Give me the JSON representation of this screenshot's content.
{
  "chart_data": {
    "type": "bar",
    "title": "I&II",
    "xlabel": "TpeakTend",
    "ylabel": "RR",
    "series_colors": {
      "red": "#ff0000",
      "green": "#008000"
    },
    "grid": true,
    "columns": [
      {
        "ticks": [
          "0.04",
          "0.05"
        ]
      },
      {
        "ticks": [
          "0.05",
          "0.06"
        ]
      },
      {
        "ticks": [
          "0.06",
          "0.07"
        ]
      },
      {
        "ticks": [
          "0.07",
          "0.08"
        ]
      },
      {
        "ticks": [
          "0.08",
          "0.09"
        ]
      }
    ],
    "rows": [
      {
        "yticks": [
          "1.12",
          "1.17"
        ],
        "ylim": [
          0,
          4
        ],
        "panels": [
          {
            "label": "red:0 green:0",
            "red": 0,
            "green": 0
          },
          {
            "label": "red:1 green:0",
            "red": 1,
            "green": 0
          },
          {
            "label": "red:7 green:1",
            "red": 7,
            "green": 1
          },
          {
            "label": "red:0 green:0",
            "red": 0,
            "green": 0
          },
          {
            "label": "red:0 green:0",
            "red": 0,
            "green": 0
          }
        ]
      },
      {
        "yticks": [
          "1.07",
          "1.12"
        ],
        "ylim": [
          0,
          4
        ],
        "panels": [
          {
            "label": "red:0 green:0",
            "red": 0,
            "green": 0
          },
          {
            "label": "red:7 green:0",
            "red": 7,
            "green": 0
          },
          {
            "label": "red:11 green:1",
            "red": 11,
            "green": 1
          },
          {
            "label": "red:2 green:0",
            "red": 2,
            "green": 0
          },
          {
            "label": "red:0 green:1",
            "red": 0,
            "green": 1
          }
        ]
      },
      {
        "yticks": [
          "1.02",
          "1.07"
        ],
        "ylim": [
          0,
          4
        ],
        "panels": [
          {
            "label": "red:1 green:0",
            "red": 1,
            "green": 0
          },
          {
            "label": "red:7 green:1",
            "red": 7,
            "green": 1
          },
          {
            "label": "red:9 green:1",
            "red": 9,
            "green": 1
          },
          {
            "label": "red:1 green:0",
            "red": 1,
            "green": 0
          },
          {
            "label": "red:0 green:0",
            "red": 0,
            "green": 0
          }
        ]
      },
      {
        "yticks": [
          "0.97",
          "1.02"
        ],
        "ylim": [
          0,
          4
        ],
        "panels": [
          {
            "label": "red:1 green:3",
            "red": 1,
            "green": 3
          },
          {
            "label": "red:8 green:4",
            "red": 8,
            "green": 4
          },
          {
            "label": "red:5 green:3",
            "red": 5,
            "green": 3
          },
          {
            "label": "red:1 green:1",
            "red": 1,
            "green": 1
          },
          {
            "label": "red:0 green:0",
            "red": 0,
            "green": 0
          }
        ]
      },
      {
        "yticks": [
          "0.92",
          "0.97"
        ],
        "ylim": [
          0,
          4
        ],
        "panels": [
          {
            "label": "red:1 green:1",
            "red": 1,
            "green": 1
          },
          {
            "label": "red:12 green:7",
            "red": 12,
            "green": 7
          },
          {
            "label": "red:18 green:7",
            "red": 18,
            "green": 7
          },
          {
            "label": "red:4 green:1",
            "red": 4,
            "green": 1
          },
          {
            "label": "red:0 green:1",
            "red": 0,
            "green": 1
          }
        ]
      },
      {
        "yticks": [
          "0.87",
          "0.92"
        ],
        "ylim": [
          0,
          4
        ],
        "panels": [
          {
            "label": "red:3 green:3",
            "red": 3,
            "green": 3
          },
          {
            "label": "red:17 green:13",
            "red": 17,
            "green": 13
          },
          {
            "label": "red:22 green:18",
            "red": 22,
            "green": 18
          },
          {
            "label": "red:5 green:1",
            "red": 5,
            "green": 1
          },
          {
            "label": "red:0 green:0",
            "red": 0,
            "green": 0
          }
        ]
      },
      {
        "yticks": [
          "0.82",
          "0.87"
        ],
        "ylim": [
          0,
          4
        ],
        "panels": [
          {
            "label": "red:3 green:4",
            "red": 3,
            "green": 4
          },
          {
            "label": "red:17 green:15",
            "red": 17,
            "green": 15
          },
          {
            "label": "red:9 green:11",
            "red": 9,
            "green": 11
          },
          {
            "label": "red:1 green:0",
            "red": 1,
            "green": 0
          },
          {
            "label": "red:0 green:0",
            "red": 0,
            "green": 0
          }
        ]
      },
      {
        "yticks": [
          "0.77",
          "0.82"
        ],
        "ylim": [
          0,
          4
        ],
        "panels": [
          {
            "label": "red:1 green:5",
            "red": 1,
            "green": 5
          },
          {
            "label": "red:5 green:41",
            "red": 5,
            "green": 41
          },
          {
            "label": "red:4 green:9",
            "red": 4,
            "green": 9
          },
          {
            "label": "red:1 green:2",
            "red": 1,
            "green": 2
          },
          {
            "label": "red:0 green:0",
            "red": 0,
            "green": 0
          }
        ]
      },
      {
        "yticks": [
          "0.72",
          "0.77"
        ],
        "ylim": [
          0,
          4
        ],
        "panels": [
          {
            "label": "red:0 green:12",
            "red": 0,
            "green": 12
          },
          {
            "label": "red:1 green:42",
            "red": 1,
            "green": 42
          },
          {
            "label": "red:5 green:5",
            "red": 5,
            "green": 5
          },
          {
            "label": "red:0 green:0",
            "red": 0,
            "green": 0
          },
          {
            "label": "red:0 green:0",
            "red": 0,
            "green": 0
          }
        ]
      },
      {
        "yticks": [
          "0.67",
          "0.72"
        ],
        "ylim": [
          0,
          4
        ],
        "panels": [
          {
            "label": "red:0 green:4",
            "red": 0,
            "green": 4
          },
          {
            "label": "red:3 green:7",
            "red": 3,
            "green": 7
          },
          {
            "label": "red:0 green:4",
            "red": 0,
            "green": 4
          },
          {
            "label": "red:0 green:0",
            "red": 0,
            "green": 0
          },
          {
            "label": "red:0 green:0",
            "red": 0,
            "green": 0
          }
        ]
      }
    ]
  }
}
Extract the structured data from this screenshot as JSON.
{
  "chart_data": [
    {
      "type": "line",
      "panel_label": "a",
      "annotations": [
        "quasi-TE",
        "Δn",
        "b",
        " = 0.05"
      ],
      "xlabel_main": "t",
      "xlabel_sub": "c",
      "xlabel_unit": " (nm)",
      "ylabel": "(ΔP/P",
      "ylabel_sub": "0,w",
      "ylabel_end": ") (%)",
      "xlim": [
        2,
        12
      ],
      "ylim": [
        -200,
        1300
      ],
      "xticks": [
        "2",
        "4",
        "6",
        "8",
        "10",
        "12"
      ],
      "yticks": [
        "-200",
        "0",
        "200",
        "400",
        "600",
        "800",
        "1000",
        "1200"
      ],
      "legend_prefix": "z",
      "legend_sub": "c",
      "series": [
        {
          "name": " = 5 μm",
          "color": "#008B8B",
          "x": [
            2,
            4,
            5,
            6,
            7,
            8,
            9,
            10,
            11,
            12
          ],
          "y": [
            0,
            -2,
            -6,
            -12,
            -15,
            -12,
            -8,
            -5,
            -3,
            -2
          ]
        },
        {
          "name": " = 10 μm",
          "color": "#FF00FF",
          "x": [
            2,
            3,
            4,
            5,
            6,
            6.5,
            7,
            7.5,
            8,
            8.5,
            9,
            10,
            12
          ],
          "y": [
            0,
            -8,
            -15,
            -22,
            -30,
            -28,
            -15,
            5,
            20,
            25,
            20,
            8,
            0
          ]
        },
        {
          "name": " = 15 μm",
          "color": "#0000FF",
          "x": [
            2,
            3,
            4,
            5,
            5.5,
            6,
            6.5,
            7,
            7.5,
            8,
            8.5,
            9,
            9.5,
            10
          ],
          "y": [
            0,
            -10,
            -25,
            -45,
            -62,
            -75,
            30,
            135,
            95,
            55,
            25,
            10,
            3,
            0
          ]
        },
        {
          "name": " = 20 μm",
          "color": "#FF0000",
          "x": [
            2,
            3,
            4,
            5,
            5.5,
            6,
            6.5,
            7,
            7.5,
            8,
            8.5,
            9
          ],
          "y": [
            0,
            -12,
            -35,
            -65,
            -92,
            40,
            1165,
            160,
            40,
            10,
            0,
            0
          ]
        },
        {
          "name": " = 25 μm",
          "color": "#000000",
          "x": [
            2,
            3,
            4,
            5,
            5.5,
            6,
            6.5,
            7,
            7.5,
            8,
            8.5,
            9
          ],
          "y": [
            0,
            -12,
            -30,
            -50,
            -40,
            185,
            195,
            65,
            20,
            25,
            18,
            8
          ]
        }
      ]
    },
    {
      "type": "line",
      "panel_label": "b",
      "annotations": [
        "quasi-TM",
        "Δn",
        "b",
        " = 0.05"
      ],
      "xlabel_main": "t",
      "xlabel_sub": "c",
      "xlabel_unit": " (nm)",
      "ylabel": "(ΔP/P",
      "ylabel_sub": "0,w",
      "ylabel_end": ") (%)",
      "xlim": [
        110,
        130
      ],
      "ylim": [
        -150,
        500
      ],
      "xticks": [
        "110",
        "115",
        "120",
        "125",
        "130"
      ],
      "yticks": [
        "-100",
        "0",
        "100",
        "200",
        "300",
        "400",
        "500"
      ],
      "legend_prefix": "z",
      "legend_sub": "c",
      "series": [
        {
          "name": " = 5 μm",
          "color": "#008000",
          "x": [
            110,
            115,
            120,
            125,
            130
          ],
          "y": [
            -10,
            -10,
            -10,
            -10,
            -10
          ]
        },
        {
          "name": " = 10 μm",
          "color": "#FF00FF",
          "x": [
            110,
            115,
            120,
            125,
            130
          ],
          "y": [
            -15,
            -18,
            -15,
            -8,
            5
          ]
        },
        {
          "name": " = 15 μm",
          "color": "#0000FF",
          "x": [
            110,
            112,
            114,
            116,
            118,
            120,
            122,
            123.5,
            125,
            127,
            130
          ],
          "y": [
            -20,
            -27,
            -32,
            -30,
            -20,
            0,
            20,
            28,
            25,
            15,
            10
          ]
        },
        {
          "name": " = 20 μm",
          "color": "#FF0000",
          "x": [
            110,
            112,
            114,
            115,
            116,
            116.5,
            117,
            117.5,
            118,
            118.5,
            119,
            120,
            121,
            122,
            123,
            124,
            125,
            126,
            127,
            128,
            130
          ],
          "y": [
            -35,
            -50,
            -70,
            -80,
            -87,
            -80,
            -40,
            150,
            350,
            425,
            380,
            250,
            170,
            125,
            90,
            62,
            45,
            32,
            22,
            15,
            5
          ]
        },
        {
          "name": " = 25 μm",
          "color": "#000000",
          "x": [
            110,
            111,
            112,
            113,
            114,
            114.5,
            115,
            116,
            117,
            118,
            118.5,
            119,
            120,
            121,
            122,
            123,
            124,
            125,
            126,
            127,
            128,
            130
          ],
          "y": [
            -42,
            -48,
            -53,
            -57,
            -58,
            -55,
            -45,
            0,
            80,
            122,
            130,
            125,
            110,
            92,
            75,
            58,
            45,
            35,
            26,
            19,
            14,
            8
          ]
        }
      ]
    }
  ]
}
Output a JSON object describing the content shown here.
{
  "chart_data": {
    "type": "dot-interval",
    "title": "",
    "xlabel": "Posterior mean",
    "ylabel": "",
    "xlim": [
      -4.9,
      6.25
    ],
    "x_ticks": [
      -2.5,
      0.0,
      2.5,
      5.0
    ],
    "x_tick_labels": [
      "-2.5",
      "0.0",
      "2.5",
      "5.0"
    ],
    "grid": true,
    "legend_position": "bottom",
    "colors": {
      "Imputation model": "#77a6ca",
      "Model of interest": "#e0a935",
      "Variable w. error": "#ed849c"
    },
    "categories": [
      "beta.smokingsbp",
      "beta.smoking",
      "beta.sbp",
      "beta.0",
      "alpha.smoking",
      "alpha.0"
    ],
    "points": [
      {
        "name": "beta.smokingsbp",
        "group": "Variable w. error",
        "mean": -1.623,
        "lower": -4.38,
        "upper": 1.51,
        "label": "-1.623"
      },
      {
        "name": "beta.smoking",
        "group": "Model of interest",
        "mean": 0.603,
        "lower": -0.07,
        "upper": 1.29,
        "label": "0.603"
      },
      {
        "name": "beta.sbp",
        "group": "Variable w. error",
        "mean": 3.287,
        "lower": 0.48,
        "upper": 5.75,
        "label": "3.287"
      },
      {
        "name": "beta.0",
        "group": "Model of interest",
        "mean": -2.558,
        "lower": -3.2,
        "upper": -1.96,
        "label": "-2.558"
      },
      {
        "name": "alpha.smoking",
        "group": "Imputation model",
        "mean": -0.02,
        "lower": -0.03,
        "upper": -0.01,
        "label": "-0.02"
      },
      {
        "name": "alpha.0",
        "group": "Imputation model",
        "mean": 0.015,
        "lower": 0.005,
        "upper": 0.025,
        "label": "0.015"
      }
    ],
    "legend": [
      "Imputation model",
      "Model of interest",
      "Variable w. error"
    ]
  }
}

> **Task instructions**
Output the line containing "Output a JSON" and all lines after it to the end of the records, exactly as given.

> **Task result**
Output a JSON object describing the content shown here.
{
  "chart_data": {
    "type": "dot-interval",
    "title": "",
    "xlabel": "Posterior mean",
    "ylabel": "",
    "xlim": [
      -4.9,
      6.25
    ],
    "x_ticks": [
      -2.5,
      0.0,
      2.5,
      5.0
    ],
    "x_tick_labels": [
      "-2.5",
      "0.0",
      "2.5",
      "5.0"
    ],
    "grid": true,
    "legend_position": "bottom",
    "colors": {
      "Imputation model": "#77a6ca",
      "Model of interest": "#e0a935",
      "Variable w. error": "#ed849c"
    },
    "categories": [
      "beta.smokingsbp",
      "beta.smoking",
      "beta.sbp",
      "beta.0",
      "alpha.smoking",
      "alpha.0"
    ],
    "points": [
      {
        "name": "beta.smokingsbp",
        "group": "Variable w. error",
        "mean": -1.623,
        "lower": -4.38,
        "upper": 1.51,
        "label": "-1.623"
      },
      {
        "name": "beta.smoking",
        "group": "Model of interest",
        "mean": 0.603,
        "lower": -0.07,
        "upper": 1.29,
        "label": "0.603"
      },
      {
        "name": "beta.sbp",
        "group": "Variable w. error",
        "mean": 3.287,
        "lower": 0.48,
        "upper": 5.75,
        "label": "3.287"
      },
      {
        "name": "beta.0",
        "group": "Model of interest",
        "mean": -2.558,
        "lower": -3.2,
        "upper": -1.96,
        "label": "-2.558"
      },
      {
        "name": "alpha.smoking",
        "group": "Imputation model",
        "mean": -0.02,
        "lower": -0.03,
        "upper": -0.01,
        "label": "-0.02"
      },
      {
        "name": "alpha.0",
        "group": "Imputation model",
        "mean": 0.015,
        "lower": 0.005,
        "upper": 0.025,
        "label": "0.015"
      }
    ],
    "legend": [
      "Imputation model",
      "Model of interest",
      "Variable w. error"
    ]
  }
}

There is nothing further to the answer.